◆ Source records
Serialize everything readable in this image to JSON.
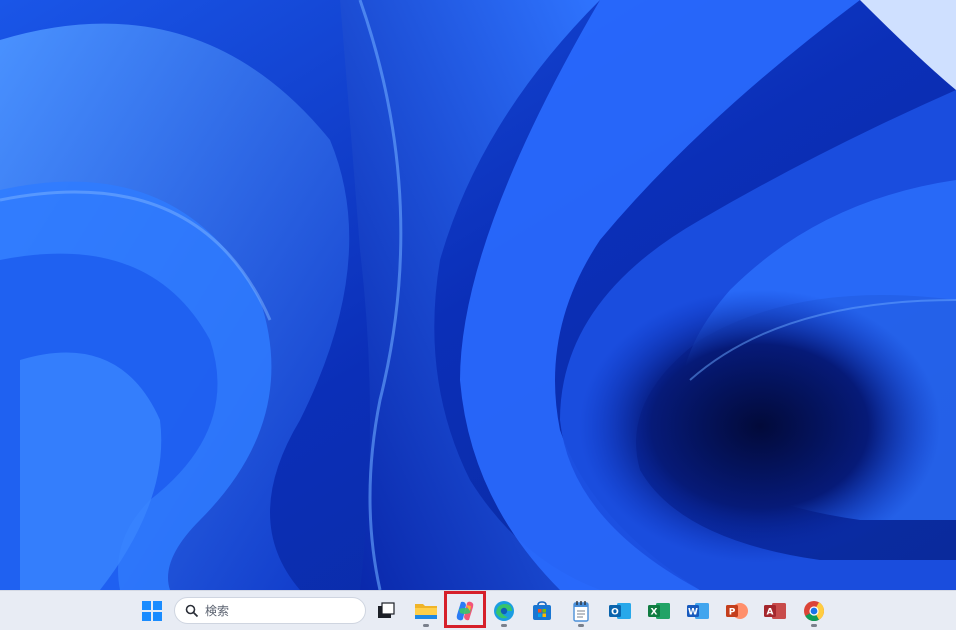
{
  "desktop": {
    "wallpaper": "windows-11-bloom-blue",
    "colors": {
      "base": "#0a2a9a",
      "light": "#3f86ff",
      "dark": "#031056"
    }
  },
  "taskbar": {
    "search": {
      "label": "検索",
      "icon": "search-icon"
    },
    "items": [
      {
        "name": "start",
        "icon": "windows-logo-icon"
      },
      {
        "name": "task-view",
        "icon": "task-view-icon"
      },
      {
        "name": "file-explorer",
        "icon": "folder-icon"
      },
      {
        "name": "copilot",
        "icon": "copilot-icon"
      },
      {
        "name": "edge",
        "icon": "edge-icon"
      },
      {
        "name": "microsoft-store",
        "icon": "store-icon"
      },
      {
        "name": "notepad",
        "icon": "notepad-icon"
      },
      {
        "name": "outlook",
        "icon": "outlook-icon",
        "letter": "O"
      },
      {
        "name": "excel",
        "icon": "excel-icon",
        "letter": "X"
      },
      {
        "name": "word",
        "icon": "word-icon",
        "letter": "W"
      },
      {
        "name": "powerpoint",
        "icon": "powerpoint-icon",
        "letter": "P"
      },
      {
        "name": "access",
        "icon": "access-icon",
        "letter": "A"
      },
      {
        "name": "chrome",
        "icon": "chrome-icon"
      }
    ],
    "highlight_color": "#d6202a"
  }
}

◆ Your task
All records should be output exactly, with the pictures left out.

◆ Solved problem
Serialize everything readable in this image to JSON.
{
  "desktop": {
    "wallpaper": "windows-11-bloom-blue",
    "colors": {
      "base": "#0a2a9a",
      "light": "#3f86ff",
      "dark": "#031056"
    }
  },
  "taskbar": {
    "search": {
      "label": "検索",
      "icon": "search-icon"
    },
    "items": [
      {
        "name": "start",
        "icon": "windows-logo-icon"
      },
      {
        "name": "task-view",
        "icon": "task-view-icon"
      },
      {
        "name": "file-explorer",
        "icon": "folder-icon"
      },
      {
        "name": "copilot",
        "icon": "copilot-icon"
      },
      {
        "name": "edge",
        "icon": "edge-icon"
      },
      {
        "name": "microsoft-store",
        "icon": "store-icon"
      },
      {
        "name": "notepad",
        "icon": "notepad-icon"
      },
      {
        "name": "outlook",
        "icon": "outlook-icon",
        "letter": "O"
      },
      {
        "name": "excel",
        "icon": "excel-icon",
        "letter": "X"
      },
      {
        "name": "word",
        "icon": "word-icon",
        "letter": "W"
      },
      {
        "name": "powerpoint",
        "icon": "powerpoint-icon",
        "letter": "P"
      },
      {
        "name": "access",
        "icon": "access-icon",
        "letter": "A"
      },
      {
        "name": "chrome",
        "icon": "chrome-icon"
      }
    ],
    "highlight_color": "#d6202a"
  }
}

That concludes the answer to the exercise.